→ Task directions:
Return each line of the records with nothing changed, pictures excepted.

→ Records to use:
• • • • •

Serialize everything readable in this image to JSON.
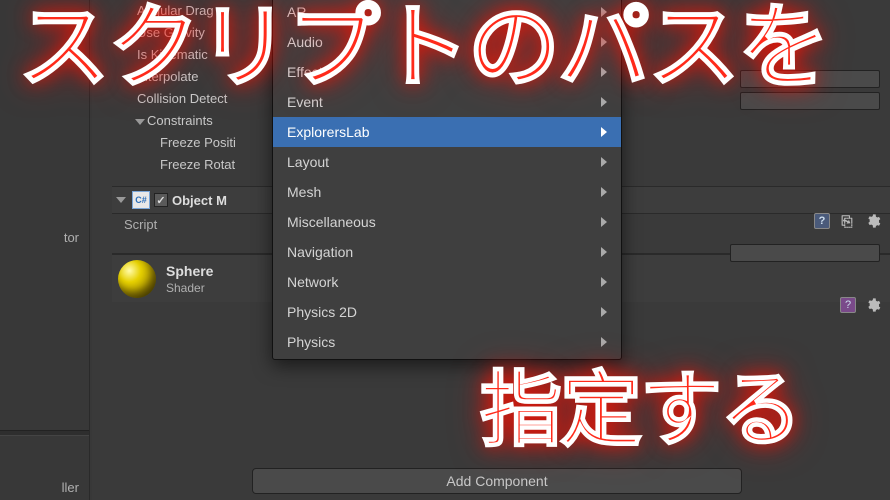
{
  "left_panel": {
    "item_tor": "tor",
    "item_ller": "ller"
  },
  "inspector": {
    "rows": {
      "angular_drag": "Angular Drag",
      "use_gravity": "Use Gravity",
      "is_kinematic": "Is Kinematic",
      "interpolate": "Interpolate",
      "collision_detect": "Collision Detect",
      "constraints": "Constraints",
      "freeze_position": "Freeze Positi",
      "freeze_rotation": "Freeze Rotat"
    },
    "script_component": {
      "title": "Object M",
      "script_label": "Script"
    },
    "material": {
      "name": "Sphere",
      "shader_label": "Shader"
    },
    "add_component": "Add Component"
  },
  "dropdown": {
    "items": [
      {
        "label": "AR",
        "selected": false
      },
      {
        "label": "Audio",
        "selected": false
      },
      {
        "label": "Effects",
        "selected": false
      },
      {
        "label": "Event",
        "selected": false
      },
      {
        "label": "ExplorersLab",
        "selected": true
      },
      {
        "label": "Layout",
        "selected": false
      },
      {
        "label": "Mesh",
        "selected": false
      },
      {
        "label": "Miscellaneous",
        "selected": false
      },
      {
        "label": "Navigation",
        "selected": false
      },
      {
        "label": "Network",
        "selected": false
      },
      {
        "label": "Physics 2D",
        "selected": false
      },
      {
        "label": "Physics",
        "selected": false
      }
    ]
  },
  "overlay": {
    "line1": "スクリプトのパスを",
    "line2": "指定する"
  }
}
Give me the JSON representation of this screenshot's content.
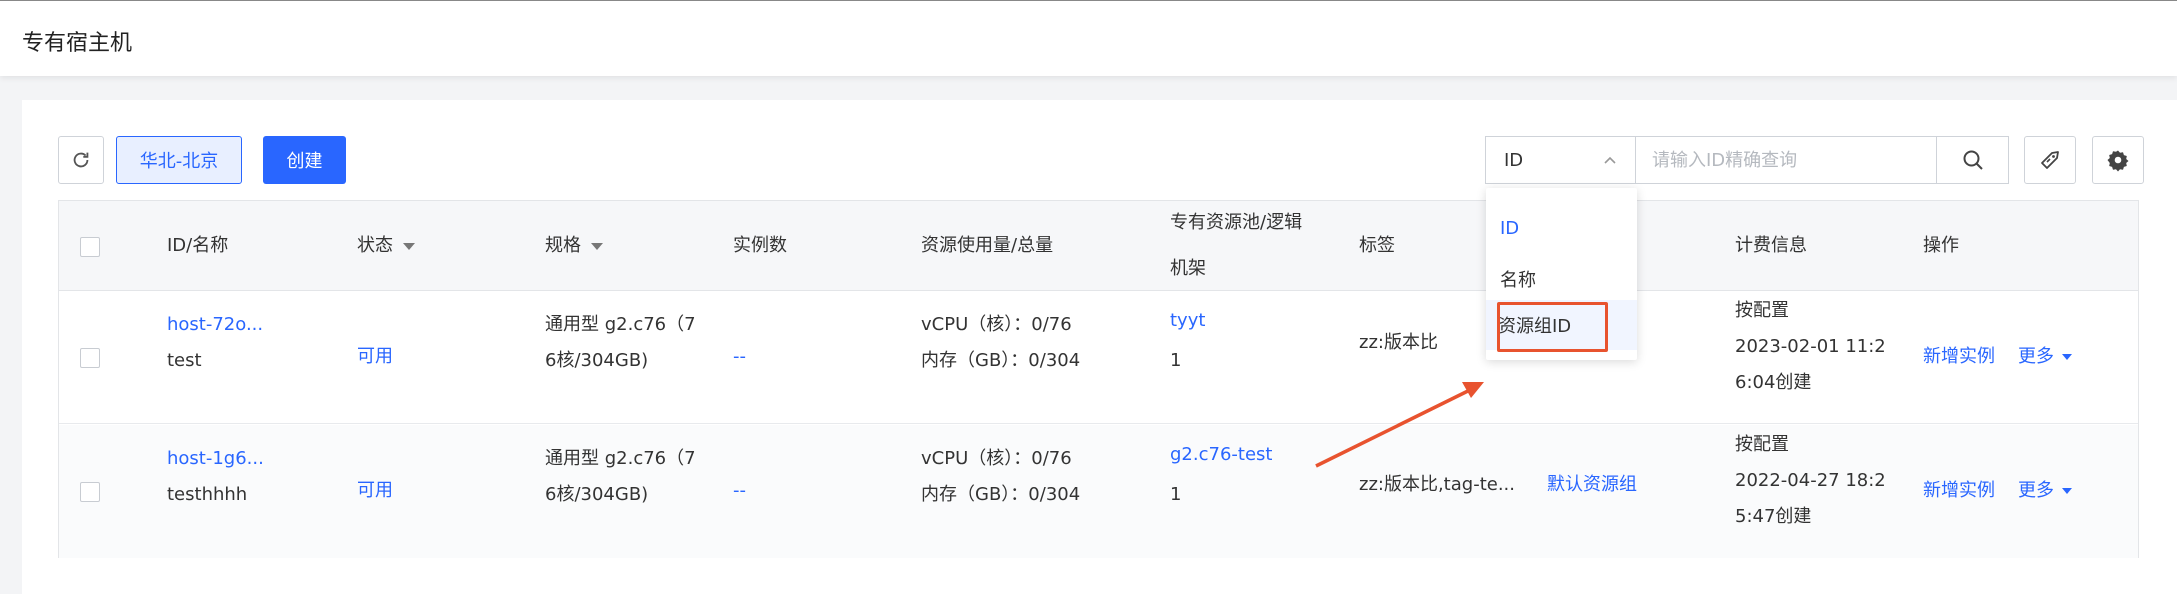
{
  "header": {
    "title": "专有宿主机"
  },
  "toolbar": {
    "region_label": "华北-北京",
    "create_label": "创建"
  },
  "search": {
    "field_selected": "ID",
    "placeholder": "请输入ID精确查询"
  },
  "table": {
    "columns": {
      "id_name": "ID/名称",
      "status": "状态",
      "spec": "规格",
      "instances": "实例数",
      "usage": "资源使用量/总量",
      "pool_line1": "专有资源池/逻辑",
      "pool_line2": "机架",
      "tags": "标签",
      "billing": "计费信息",
      "actions": "操作"
    },
    "rows": [
      {
        "id": "host-72o...",
        "name": "test",
        "status": "可用",
        "spec_line1": "通用型 g2.c76（7",
        "spec_line2": "6核/304GB)",
        "instances": "--",
        "vcpu": "vCPU（核）：0/76",
        "memory": "内存（GB）：0/304",
        "pool": "tyyt",
        "rack": "1",
        "tags": "zz:版本比",
        "resource_group": "",
        "billing_mode": "按配置",
        "created_line1": "2023-02-01 11:2",
        "created_line2": "6:04创建",
        "action_new": "新增实例",
        "action_more": "更多"
      },
      {
        "id": "host-1g6...",
        "name": "testhhhh",
        "status": "可用",
        "spec_line1": "通用型 g2.c76（7",
        "spec_line2": "6核/304GB)",
        "instances": "--",
        "vcpu": "vCPU（核）：0/76",
        "memory": "内存（GB）：0/304",
        "pool": "g2.c76-test",
        "rack": "1",
        "tags": "zz:版本比,tag-te...",
        "resource_group": "默认资源组",
        "billing_mode": "按配置",
        "created_line1": "2022-04-27 18:2",
        "created_line2": "5:47创建",
        "action_new": "新增实例",
        "action_more": "更多"
      }
    ]
  },
  "search_dropdown": {
    "options": [
      "ID",
      "名称",
      "资源组ID"
    ],
    "selected": "ID"
  },
  "colors": {
    "primary": "#2966ff",
    "annotation": "#e8532f"
  }
}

• • • • •

→ Correct answer:
Serialize everything readable in this image to JSON.
{
  "left_panel": {
    "item_tor": "tor",
    "item_ller": "ller"
  },
  "inspector": {
    "rows": {
      "angular_drag": "Angular Drag",
      "use_gravity": "Use Gravity",
      "is_kinematic": "Is Kinematic",
      "interpolate": "Interpolate",
      "collision_detect": "Collision Detect",
      "constraints": "Constraints",
      "freeze_position": "Freeze Positi",
      "freeze_rotation": "Freeze Rotat"
    },
    "script_component": {
      "title": "Object M",
      "script_label": "Script"
    },
    "material": {
      "name": "Sphere",
      "shader_label": "Shader"
    },
    "add_component": "Add Component"
  },
  "dropdown": {
    "items": [
      {
        "label": "AR",
        "selected": false
      },
      {
        "label": "Audio",
        "selected": false
      },
      {
        "label": "Effects",
        "selected": false
      },
      {
        "label": "Event",
        "selected": false
      },
      {
        "label": "ExplorersLab",
        "selected": true
      },
      {
        "label": "Layout",
        "selected": false
      },
      {
        "label": "Mesh",
        "selected": false
      },
      {
        "label": "Miscellaneous",
        "selected": false
      },
      {
        "label": "Navigation",
        "selected": false
      },
      {
        "label": "Network",
        "selected": false
      },
      {
        "label": "Physics 2D",
        "selected": false
      },
      {
        "label": "Physics",
        "selected": false
      }
    ]
  },
  "overlay": {
    "line1": "スクリプトのパスを",
    "line2": "指定する"
  }
}
Give me the JSON representation of this screenshot's content.
{
  "header": {
    "title": "专有宿主机"
  },
  "toolbar": {
    "region_label": "华北-北京",
    "create_label": "创建"
  },
  "search": {
    "field_selected": "ID",
    "placeholder": "请输入ID精确查询"
  },
  "table": {
    "columns": {
      "id_name": "ID/名称",
      "status": "状态",
      "spec": "规格",
      "instances": "实例数",
      "usage": "资源使用量/总量",
      "pool_line1": "专有资源池/逻辑",
      "pool_line2": "机架",
      "tags": "标签",
      "billing": "计费信息",
      "actions": "操作"
    },
    "rows": [
      {
        "id": "host-72o...",
        "name": "test",
        "status": "可用",
        "spec_line1": "通用型 g2.c76（7",
        "spec_line2": "6核/304GB)",
        "instances": "--",
        "vcpu": "vCPU（核）：0/76",
        "memory": "内存（GB）：0/304",
        "pool": "tyyt",
        "rack": "1",
        "tags": "zz:版本比",
        "resource_group": "",
        "billing_mode": "按配置",
        "created_line1": "2023-02-01 11:2",
        "created_line2": "6:04创建",
        "action_new": "新增实例",
        "action_more": "更多"
      },
      {
        "id": "host-1g6...",
        "name": "testhhhh",
        "status": "可用",
        "spec_line1": "通用型 g2.c76（7",
        "spec_line2": "6核/304GB)",
        "instances": "--",
        "vcpu": "vCPU（核）：0/76",
        "memory": "内存（GB）：0/304",
        "pool": "g2.c76-test",
        "rack": "1",
        "tags": "zz:版本比,tag-te...",
        "resource_group": "默认资源组",
        "billing_mode": "按配置",
        "created_line1": "2022-04-27 18:2",
        "created_line2": "5:47创建",
        "action_new": "新增实例",
        "action_more": "更多"
      }
    ]
  },
  "search_dropdown": {
    "options": [
      "ID",
      "名称",
      "资源组ID"
    ],
    "selected": "ID"
  },
  "colors": {
    "primary": "#2966ff",
    "annotation": "#e8532f"
  }
}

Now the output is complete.